:: STORED ROWS
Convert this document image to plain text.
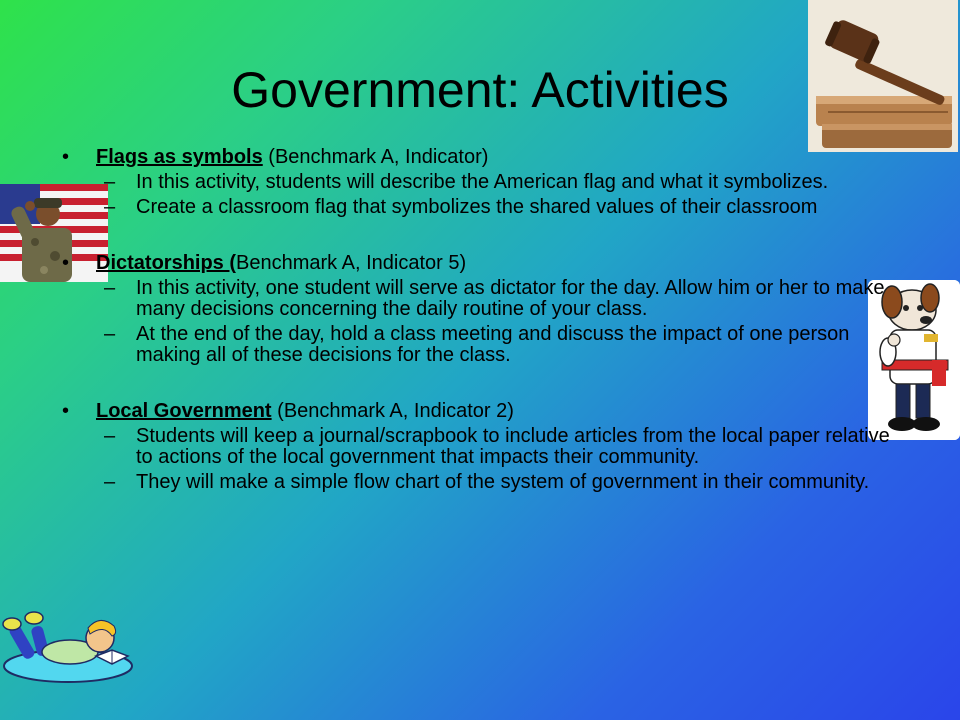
Government: Activities
•	Flags as symbols (Benchmark A, Indicator)
–	In this activity, students will describe the American flag and what it symbolizes.
–	Create a classroom flag that symbolizes the shared values of their classroom
•	Dictatorships (Benchmark A, Indicator 5)
–	In this activity, one student will serve as dictator for the day. Allow him or her to make many decisions concerning the daily routine of your class.
–	At the end of the day, hold a class meeting and discuss the impact of one person making all of these decisions for the class.
•	Local Government (Benchmark A, Indicator 2)
–	Students will keep a journal/scrapbook to include articles from the local paper relative to actions of the local government that impacts their community.
–	They will make a simple flow chart of the system of government in their community.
::::
- [THE TASK]: Using the data above, print every line exactly, omitting pictures.

- [WRITTEN SOLUTION]:
Convert this document image to plain text.
Government: Activities
•	Flags as symbols (Benchmark A, Indicator)
–	In this activity, students will describe the American flag and what it symbolizes.
–	Create a classroom flag that symbolizes the shared values of their classroom
•	Dictatorships (Benchmark A, Indicator 5)
–	In this activity, one student will serve as dictator for the day. Allow him or her to make many decisions concerning the daily routine of your class.
–	At the end of the day, hold a class meeting and discuss the impact of one person making all of these decisions for the class.
•	Local Government (Benchmark A, Indicator 2)
–	Students will keep a journal/scrapbook to include articles from the local paper relative to actions of the local government that impacts their community.
–	They will make a simple flow chart of the system of government in their community.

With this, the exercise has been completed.